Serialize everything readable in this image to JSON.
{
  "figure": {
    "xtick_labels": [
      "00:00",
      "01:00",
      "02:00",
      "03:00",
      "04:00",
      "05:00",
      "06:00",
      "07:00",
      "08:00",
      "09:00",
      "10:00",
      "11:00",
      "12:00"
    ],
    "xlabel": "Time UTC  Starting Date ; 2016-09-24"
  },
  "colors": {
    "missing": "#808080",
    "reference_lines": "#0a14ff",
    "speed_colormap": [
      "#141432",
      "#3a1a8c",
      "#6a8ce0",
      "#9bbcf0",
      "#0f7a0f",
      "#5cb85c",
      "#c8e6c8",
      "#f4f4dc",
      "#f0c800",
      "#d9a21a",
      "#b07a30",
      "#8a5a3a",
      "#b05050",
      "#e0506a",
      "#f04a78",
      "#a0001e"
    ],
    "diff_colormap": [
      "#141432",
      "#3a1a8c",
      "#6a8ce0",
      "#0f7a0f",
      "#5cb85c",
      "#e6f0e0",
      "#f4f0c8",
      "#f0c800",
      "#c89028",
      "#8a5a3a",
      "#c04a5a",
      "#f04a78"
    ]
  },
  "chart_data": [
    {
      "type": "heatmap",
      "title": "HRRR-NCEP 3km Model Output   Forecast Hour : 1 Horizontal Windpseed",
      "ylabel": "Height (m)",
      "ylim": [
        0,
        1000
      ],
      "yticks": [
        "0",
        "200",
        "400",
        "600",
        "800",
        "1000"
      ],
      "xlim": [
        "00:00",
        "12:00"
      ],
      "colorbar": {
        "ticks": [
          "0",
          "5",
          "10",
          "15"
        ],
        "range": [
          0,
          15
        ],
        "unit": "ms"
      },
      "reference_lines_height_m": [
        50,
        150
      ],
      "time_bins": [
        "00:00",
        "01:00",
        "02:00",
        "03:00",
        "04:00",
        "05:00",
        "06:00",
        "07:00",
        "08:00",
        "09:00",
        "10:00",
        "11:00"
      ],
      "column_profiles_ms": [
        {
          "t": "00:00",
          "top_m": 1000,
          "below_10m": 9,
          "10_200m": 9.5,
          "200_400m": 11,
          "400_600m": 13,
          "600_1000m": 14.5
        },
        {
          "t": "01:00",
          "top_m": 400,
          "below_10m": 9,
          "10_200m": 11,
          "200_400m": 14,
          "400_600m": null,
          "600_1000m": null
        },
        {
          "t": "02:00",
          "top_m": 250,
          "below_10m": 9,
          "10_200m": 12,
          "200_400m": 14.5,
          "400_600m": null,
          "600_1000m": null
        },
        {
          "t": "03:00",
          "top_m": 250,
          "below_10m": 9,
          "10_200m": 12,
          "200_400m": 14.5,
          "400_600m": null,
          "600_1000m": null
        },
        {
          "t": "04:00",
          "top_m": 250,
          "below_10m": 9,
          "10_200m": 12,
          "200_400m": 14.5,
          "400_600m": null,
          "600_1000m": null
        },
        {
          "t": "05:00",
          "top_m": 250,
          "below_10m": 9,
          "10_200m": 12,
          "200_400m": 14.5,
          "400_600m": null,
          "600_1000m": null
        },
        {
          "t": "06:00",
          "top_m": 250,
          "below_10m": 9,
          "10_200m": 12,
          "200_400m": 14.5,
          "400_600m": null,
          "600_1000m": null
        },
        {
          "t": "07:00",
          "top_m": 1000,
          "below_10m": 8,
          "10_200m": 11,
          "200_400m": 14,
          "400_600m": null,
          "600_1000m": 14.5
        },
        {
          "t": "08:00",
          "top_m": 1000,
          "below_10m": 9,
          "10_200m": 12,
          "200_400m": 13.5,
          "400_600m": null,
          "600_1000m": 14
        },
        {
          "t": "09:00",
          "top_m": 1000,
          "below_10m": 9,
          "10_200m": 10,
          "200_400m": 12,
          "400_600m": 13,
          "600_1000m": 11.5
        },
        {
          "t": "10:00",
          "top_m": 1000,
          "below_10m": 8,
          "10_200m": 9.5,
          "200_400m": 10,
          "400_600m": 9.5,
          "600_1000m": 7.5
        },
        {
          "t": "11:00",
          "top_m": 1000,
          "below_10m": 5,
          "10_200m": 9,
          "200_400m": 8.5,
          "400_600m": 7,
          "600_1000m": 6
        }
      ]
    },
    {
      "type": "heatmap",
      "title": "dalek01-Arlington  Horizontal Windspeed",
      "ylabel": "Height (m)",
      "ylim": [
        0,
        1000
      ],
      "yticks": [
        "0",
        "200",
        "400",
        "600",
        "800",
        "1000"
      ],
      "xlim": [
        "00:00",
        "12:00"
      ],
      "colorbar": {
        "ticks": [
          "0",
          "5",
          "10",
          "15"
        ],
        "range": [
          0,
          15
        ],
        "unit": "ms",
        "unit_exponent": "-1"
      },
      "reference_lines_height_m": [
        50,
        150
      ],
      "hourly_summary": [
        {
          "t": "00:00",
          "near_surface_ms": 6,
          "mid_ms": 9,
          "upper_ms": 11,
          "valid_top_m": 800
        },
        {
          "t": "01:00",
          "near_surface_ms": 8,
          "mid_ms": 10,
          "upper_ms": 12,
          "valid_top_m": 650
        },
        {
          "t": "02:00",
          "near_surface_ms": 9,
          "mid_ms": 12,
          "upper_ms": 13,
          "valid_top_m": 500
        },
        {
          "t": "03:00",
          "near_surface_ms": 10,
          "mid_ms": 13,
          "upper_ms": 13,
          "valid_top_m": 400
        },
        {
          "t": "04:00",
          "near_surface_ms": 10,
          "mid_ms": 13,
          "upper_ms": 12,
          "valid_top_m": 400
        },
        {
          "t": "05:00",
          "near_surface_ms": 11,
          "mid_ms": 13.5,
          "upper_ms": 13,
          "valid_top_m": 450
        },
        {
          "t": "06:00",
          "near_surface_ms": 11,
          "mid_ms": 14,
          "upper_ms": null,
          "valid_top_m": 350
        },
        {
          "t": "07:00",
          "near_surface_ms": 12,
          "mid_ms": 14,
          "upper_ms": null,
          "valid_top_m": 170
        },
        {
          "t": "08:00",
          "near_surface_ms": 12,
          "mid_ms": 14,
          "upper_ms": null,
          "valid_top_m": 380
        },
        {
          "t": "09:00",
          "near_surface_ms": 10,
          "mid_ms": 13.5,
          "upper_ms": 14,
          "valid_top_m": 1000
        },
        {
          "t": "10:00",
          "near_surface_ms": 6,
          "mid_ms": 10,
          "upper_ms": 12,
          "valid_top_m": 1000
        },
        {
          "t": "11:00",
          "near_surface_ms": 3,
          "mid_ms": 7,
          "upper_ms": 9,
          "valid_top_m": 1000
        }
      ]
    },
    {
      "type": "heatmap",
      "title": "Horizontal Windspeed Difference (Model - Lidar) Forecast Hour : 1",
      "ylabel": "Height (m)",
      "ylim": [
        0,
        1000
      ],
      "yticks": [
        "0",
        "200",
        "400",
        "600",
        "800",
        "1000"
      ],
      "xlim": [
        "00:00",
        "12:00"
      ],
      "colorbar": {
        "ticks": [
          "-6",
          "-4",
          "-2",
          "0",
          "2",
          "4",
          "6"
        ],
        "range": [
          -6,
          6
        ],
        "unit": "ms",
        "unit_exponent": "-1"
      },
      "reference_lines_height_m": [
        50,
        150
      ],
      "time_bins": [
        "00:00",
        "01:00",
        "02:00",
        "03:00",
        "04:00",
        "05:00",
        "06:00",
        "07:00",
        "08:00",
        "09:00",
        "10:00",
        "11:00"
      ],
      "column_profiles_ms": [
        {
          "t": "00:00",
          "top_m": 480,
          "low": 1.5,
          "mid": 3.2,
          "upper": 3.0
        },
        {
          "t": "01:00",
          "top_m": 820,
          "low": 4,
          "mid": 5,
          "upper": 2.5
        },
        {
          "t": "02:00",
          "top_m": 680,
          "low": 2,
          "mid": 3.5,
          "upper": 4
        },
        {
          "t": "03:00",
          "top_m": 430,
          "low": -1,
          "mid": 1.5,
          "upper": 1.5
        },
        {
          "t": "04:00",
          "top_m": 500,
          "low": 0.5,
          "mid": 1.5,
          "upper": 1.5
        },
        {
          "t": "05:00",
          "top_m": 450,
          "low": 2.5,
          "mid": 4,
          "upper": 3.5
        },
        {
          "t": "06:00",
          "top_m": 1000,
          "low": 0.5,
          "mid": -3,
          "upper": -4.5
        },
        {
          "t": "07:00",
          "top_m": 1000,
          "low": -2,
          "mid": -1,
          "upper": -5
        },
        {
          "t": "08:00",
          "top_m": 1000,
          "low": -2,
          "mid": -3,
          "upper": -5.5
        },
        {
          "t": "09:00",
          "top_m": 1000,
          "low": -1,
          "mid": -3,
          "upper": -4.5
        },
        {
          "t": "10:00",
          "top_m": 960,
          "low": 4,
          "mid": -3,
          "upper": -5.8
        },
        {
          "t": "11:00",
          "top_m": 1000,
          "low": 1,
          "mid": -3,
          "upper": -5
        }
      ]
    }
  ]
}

━━━━━━━━━━━━━━━━━━━━━━━━━━━━━━

» **SET PROBLEM**: Search the records for the word "Horizontal", then list every line that has it.

» **RESPONSE**:
      "title": "HRRR-NCEP 3km Model Output   Forecast Hour : 1 Horizontal Windpseed",
      "title": "dalek01-Arlington  Horizontal Windspeed",
      "title": "Horizontal Windspeed Difference (Model - Lidar) Forecast Hour : 1",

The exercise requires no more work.